◆ **EXCERPT PROVIDED**

If the offence is proved, the defendant then has the option of trying to adduce a defence to either justify or excuse his otherwise murderous actions.

Thus when a person is not-guilty of murder due to self-defence. It is not that he did not commit murder. If he had not committed murder, there would be no need to look to self-defence. It is that we see him as justified in his actions and therefore not culpable.

The difference between not-guilty and innocent is particularly important in this case.
Phaikia.....I'm not convinced.
In the first place you dont get to defend yourself after the charges have been proved, you can appeal at that point if you have sufficient grounds, and enter evidence as to mitagating circumstances regarding sentencing.

I'm not entirely certain, but I'm under the impression that nations that leagally overtly allow for lethal force to be used in self defence, do not necessarily prosecute where there is no doubt that death occured as a result of self defence.

I would also suggest that the requisite intent is not found to have occured where a person is found not capable of forming the requisite intent, or simply found never to have formed criminal intent (for instance they were acting to defend themselves).

◆ **DIRECTION 1**
Copy the self-defence passage between "Thus when a" and "circumstances regarding sentencing.", inclusive.
The self-defence passage and the listing are unrelated material.

◆ **THE DATA**
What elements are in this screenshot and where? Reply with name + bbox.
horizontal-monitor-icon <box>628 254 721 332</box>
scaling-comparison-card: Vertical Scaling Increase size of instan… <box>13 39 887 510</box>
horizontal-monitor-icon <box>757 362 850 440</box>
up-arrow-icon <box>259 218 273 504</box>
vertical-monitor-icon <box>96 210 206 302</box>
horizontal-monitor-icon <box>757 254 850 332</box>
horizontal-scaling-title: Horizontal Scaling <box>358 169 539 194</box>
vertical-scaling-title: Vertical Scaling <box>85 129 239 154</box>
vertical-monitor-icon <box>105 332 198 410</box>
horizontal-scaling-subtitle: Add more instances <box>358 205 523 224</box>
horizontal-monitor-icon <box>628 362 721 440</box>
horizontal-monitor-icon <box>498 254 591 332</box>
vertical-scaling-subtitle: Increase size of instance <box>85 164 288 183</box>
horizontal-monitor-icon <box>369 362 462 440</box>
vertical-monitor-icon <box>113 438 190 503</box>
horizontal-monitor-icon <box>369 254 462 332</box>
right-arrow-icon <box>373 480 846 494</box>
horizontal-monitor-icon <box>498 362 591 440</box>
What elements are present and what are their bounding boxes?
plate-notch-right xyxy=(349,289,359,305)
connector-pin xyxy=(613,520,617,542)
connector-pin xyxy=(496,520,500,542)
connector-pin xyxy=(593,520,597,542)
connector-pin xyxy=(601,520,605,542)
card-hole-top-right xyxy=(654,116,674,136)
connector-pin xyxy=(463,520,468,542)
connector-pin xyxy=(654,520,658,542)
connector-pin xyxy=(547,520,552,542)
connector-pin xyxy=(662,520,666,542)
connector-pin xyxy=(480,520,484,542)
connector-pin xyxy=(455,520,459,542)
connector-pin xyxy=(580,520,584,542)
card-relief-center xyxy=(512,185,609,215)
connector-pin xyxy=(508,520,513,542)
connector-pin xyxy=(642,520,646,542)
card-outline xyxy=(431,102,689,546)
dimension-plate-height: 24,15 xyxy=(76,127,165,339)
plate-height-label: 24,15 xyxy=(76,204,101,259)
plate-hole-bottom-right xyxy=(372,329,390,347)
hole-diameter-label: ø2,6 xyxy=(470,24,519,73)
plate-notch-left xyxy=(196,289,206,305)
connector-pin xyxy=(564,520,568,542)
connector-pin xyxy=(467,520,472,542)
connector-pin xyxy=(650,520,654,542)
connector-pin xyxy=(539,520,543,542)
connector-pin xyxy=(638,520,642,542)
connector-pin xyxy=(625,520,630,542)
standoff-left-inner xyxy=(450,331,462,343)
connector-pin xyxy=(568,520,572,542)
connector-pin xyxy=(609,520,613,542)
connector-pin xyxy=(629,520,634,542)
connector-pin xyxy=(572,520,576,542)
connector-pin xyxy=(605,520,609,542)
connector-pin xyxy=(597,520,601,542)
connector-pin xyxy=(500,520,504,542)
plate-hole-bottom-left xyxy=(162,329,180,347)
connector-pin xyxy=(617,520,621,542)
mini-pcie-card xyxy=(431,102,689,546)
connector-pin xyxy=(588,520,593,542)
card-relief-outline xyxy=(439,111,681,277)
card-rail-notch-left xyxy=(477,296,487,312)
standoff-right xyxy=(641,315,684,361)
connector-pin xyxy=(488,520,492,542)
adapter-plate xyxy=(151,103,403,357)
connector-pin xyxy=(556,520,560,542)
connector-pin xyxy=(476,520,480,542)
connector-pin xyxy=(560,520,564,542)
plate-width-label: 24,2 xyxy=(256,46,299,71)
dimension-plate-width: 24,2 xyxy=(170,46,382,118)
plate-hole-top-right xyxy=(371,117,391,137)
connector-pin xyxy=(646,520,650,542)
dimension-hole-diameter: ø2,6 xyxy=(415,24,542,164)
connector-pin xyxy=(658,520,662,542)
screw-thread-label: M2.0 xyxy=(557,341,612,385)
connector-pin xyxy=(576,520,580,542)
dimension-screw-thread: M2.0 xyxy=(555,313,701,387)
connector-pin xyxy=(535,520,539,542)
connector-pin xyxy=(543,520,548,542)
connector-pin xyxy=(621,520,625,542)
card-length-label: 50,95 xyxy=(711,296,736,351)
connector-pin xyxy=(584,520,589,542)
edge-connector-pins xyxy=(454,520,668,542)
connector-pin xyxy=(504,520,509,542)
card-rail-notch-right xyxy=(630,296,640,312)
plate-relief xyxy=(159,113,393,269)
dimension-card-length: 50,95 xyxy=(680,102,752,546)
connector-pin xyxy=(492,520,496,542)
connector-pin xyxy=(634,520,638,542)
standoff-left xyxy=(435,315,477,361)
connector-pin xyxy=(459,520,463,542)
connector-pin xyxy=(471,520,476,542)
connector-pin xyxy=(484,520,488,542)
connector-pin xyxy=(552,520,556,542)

◆ **DIRECTION 2**
Reproduce the listing from its first line through the line containing "dimension-plate-height: 24,15 xyxy=(76,127,165,339)", inclusive.

◆ **WRITTEN ANSWER 1**
Thus when a person is not-guilty of murder due to self-defence. It is not that he did not commit murder. If he had not committed murder, there would be no need to look to self-defence. It is that we see him as justified in his actions and therefore not culpable.

The difference between not-guilty and innocent is particularly important in this case.
Phaikia.....I'm not convinced.
In the first place you dont get to defend yourself after the charges have been proved, you can appeal at that point if you have sufficient grounds, and enter evidence as to mitagating circumstances regarding sentencing.

◆ **WRITTEN ANSWER 2**
What elements are in this screenshot and where? Reply with name + bbox.
horizontal-monitor-icon <box>628 254 721 332</box>
scaling-comparison-card: Vertical Scaling Increase size of instan… <box>13 39 887 510</box>
horizontal-monitor-icon <box>757 362 850 440</box>
up-arrow-icon <box>259 218 273 504</box>
vertical-monitor-icon <box>96 210 206 302</box>
horizontal-monitor-icon <box>757 254 850 332</box>
horizontal-scaling-title: Horizontal Scaling <box>358 169 539 194</box>
vertical-scaling-title: Vertical Scaling <box>85 129 239 154</box>
vertical-monitor-icon <box>105 332 198 410</box>
horizontal-scaling-subtitle: Add more instances <box>358 205 523 224</box>
horizontal-monitor-icon <box>628 362 721 440</box>
horizontal-monitor-icon <box>498 254 591 332</box>
vertical-scaling-subtitle: Increase size of instance <box>85 164 288 183</box>
horizontal-monitor-icon <box>369 362 462 440</box>
vertical-monitor-icon <box>113 438 190 503</box>
horizontal-monitor-icon <box>369 254 462 332</box>
right-arrow-icon <box>373 480 846 494</box>
horizontal-monitor-icon <box>498 362 591 440</box>
What elements are present and what are their bounding boxes?
plate-notch-right xyxy=(349,289,359,305)
connector-pin xyxy=(613,520,617,542)
connector-pin xyxy=(496,520,500,542)
connector-pin xyxy=(593,520,597,542)
connector-pin xyxy=(601,520,605,542)
card-hole-top-right xyxy=(654,116,674,136)
connector-pin xyxy=(463,520,468,542)
connector-pin xyxy=(654,520,658,542)
connector-pin xyxy=(547,520,552,542)
connector-pin xyxy=(662,520,666,542)
connector-pin xyxy=(480,520,484,542)
connector-pin xyxy=(455,520,459,542)
connector-pin xyxy=(580,520,584,542)
card-relief-center xyxy=(512,185,609,215)
connector-pin xyxy=(508,520,513,542)
connector-pin xyxy=(642,520,646,542)
card-outline xyxy=(431,102,689,546)
dimension-plate-height: 24,15 xyxy=(76,127,165,339)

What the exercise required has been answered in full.